* begin *
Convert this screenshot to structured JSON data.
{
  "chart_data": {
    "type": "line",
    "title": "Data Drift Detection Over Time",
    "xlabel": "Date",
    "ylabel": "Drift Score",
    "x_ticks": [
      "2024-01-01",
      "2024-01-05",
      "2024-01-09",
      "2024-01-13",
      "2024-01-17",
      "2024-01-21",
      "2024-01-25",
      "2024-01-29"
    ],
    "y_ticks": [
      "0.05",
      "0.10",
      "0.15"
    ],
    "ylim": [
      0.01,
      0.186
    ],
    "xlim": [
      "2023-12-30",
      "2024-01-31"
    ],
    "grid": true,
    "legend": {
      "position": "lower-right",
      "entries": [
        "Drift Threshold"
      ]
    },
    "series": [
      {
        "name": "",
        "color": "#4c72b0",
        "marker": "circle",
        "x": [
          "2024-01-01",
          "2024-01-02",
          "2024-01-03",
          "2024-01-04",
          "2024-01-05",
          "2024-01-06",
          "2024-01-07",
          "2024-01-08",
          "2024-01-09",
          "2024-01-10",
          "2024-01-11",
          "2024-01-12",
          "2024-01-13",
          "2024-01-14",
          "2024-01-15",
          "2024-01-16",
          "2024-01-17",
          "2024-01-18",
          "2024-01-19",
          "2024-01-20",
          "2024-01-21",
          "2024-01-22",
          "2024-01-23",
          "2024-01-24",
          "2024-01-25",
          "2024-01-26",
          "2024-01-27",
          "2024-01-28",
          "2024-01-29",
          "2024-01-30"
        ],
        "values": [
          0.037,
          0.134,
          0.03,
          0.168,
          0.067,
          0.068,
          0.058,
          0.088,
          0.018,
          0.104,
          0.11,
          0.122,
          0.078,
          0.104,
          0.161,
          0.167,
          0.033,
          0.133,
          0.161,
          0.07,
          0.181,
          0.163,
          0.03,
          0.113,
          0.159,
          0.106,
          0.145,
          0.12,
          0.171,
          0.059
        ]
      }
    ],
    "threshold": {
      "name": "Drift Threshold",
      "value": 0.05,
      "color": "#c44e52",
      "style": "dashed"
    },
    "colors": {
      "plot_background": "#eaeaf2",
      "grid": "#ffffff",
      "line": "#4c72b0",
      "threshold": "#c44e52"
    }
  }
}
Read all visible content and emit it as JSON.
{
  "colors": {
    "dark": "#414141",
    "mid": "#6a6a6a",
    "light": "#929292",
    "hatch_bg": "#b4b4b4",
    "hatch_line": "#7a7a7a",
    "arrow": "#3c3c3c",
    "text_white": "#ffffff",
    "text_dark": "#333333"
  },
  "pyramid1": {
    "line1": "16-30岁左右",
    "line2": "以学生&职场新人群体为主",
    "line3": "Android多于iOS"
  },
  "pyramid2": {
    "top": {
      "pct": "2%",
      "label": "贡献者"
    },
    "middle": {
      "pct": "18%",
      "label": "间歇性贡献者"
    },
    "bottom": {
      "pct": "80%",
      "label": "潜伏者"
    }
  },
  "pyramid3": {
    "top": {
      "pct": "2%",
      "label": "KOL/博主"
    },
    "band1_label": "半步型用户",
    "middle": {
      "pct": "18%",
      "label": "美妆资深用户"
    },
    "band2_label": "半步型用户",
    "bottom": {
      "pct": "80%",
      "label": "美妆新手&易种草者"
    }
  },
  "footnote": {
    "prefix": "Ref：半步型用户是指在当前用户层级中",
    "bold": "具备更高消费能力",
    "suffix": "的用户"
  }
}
* end *
THE PROBLEM:
Copy all the entries verbatim.

TASK ANSWER:
Convert this screenshot to structured JSON data.
{
  "chart_data": {
    "type": "line",
    "title": "Data Drift Detection Over Time",
    "xlabel": "Date",
    "ylabel": "Drift Score",
    "x_ticks": [
      "2024-01-01",
      "2024-01-05",
      "2024-01-09",
      "2024-01-13",
      "2024-01-17",
      "2024-01-21",
      "2024-01-25",
      "2024-01-29"
    ],
    "y_ticks": [
      "0.05",
      "0.10",
      "0.15"
    ],
    "ylim": [
      0.01,
      0.186
    ],
    "xlim": [
      "2023-12-30",
      "2024-01-31"
    ],
    "grid": true,
    "legend": {
      "position": "lower-right",
      "entries": [
        "Drift Threshold"
      ]
    },
    "series": [
      {
        "name": "",
        "color": "#4c72b0",
        "marker": "circle",
        "x": [
          "2024-01-01",
          "2024-01-02",
          "2024-01-03",
          "2024-01-04",
          "2024-01-05",
          "2024-01-06",
          "2024-01-07",
          "2024-01-08",
          "2024-01-09",
          "2024-01-10",
          "2024-01-11",
          "2024-01-12",
          "2024-01-13",
          "2024-01-14",
          "2024-01-15",
          "2024-01-16",
          "2024-01-17",
          "2024-01-18",
          "2024-01-19",
          "2024-01-20",
          "2024-01-21",
          "2024-01-22",
          "2024-01-23",
          "2024-01-24",
          "2024-01-25",
          "2024-01-26",
          "2024-01-27",
          "2024-01-28",
          "2024-01-29",
          "2024-01-30"
        ],
        "values": [
          0.037,
          0.134,
          0.03,
          0.168,
          0.067,
          0.068,
          0.058,
          0.088,
          0.018,
          0.104,
          0.11,
          0.122,
          0.078,
          0.104,
          0.161,
          0.167,
          0.033,
          0.133,
          0.161,
          0.07,
          0.181,
          0.163,
          0.03,
          0.113,
          0.159,
          0.106,
          0.145,
          0.12,
          0.171,
          0.059
        ]
      }
    ],
    "threshold": {
      "name": "Drift Threshold",
      "value": 0.05,
      "color": "#c44e52",
      "style": "dashed"
    },
    "colors": {
      "plot_background": "#eaeaf2",
      "grid": "#ffffff",
      "line": "#4c72b0",
      "threshold": "#c44e52"
    }
  }
}
Read all visible content and emit it as JSON.
{
  "colors": {
    "dark": "#414141",
    "mid": "#6a6a6a",
    "light": "#929292",
    "hatch_bg": "#b4b4b4",
    "hatch_line": "#7a7a7a",
    "arrow": "#3c3c3c",
    "text_white": "#ffffff",
    "text_dark": "#333333"
  },
  "pyramid1": {
    "line1": "16-30岁左右",
    "line2": "以学生&职场新人群体为主",
    "line3": "Android多于iOS"
  },
  "pyramid2": {
    "top": {
      "pct": "2%",
      "label": "贡献者"
    },
    "middle": {
      "pct": "18%",
      "label": "间歇性贡献者"
    },
    "bottom": {
      "pct": "80%",
      "label": "潜伏者"
    }
  },
  "pyramid3": {
    "top": {
      "pct": "2%",
      "label": "KOL/博主"
    },
    "band1_label": "半步型用户",
    "middle": {
      "pct": "18%",
      "label": "美妆资深用户"
    },
    "band2_label": "半步型用户",
    "bottom": {
      "pct": "80%",
      "label": "美妆新手&易种草者"
    }
  },
  "footnote": {
    "prefix": "Ref：半步型用户是指在当前用户层级中",
    "bold": "具备更高消费能力",
    "suffix": "的用户"
  }
}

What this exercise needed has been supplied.